_Job:_ Reproduce every line of the listing as written, apart from the pictures.
++++ Dataset ++++
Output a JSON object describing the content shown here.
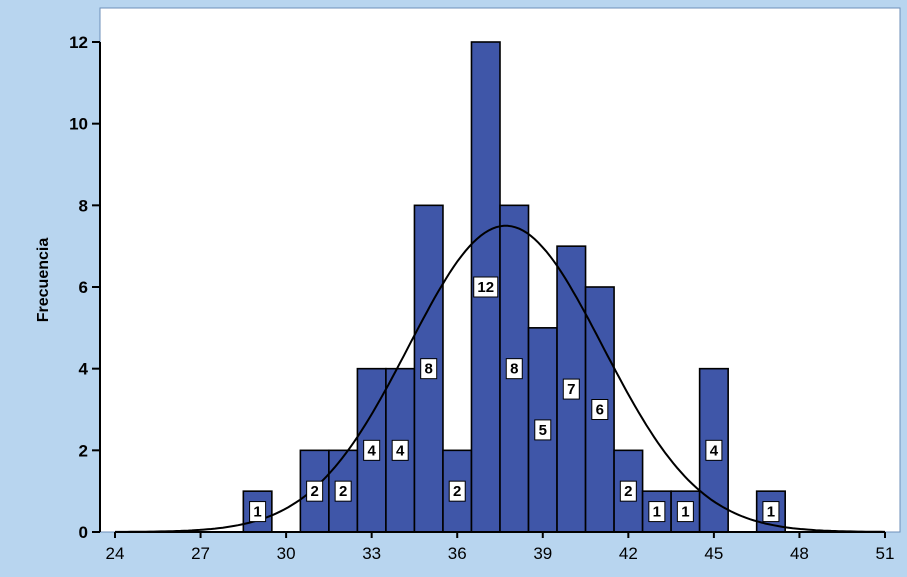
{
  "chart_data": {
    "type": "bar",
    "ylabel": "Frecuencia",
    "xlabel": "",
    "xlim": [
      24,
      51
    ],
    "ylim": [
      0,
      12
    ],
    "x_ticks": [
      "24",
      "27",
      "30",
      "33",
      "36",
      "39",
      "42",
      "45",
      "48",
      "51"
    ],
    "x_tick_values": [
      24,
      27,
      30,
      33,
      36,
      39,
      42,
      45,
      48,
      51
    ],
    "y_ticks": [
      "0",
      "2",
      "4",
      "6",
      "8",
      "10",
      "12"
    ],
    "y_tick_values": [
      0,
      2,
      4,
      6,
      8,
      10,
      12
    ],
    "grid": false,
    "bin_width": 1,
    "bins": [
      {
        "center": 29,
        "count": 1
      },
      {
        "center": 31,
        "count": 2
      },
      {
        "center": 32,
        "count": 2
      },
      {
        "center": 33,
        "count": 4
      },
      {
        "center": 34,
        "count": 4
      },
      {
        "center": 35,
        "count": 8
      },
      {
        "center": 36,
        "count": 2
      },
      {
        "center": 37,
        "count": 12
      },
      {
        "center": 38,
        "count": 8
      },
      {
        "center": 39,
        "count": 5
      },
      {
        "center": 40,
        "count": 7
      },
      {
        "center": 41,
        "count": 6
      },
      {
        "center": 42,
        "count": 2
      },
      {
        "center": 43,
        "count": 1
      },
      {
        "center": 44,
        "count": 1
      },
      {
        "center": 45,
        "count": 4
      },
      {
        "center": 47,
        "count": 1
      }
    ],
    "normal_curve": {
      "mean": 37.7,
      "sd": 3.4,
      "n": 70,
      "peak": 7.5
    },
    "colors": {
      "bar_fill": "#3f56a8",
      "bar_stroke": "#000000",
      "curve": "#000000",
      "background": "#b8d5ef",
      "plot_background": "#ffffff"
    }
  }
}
++++
_Solution to the exercise:_
Output a JSON object describing the content shown here.
{
  "chart_data": {
    "type": "bar",
    "ylabel": "Frecuencia",
    "xlabel": "",
    "xlim": [
      24,
      51
    ],
    "ylim": [
      0,
      12
    ],
    "x_ticks": [
      "24",
      "27",
      "30",
      "33",
      "36",
      "39",
      "42",
      "45",
      "48",
      "51"
    ],
    "x_tick_values": [
      24,
      27,
      30,
      33,
      36,
      39,
      42,
      45,
      48,
      51
    ],
    "y_ticks": [
      "0",
      "2",
      "4",
      "6",
      "8",
      "10",
      "12"
    ],
    "y_tick_values": [
      0,
      2,
      4,
      6,
      8,
      10,
      12
    ],
    "grid": false,
    "bin_width": 1,
    "bins": [
      {
        "center": 29,
        "count": 1
      },
      {
        "center": 31,
        "count": 2
      },
      {
        "center": 32,
        "count": 2
      },
      {
        "center": 33,
        "count": 4
      },
      {
        "center": 34,
        "count": 4
      },
      {
        "center": 35,
        "count": 8
      },
      {
        "center": 36,
        "count": 2
      },
      {
        "center": 37,
        "count": 12
      },
      {
        "center": 38,
        "count": 8
      },
      {
        "center": 39,
        "count": 5
      },
      {
        "center": 40,
        "count": 7
      },
      {
        "center": 41,
        "count": 6
      },
      {
        "center": 42,
        "count": 2
      },
      {
        "center": 43,
        "count": 1
      },
      {
        "center": 44,
        "count": 1
      },
      {
        "center": 45,
        "count": 4
      },
      {
        "center": 47,
        "count": 1
      }
    ],
    "normal_curve": {
      "mean": 37.7,
      "sd": 3.4,
      "n": 70,
      "peak": 7.5
    },
    "colors": {
      "bar_fill": "#3f56a8",
      "bar_stroke": "#000000",
      "curve": "#000000",
      "background": "#b8d5ef",
      "plot_background": "#ffffff"
    }
  }
}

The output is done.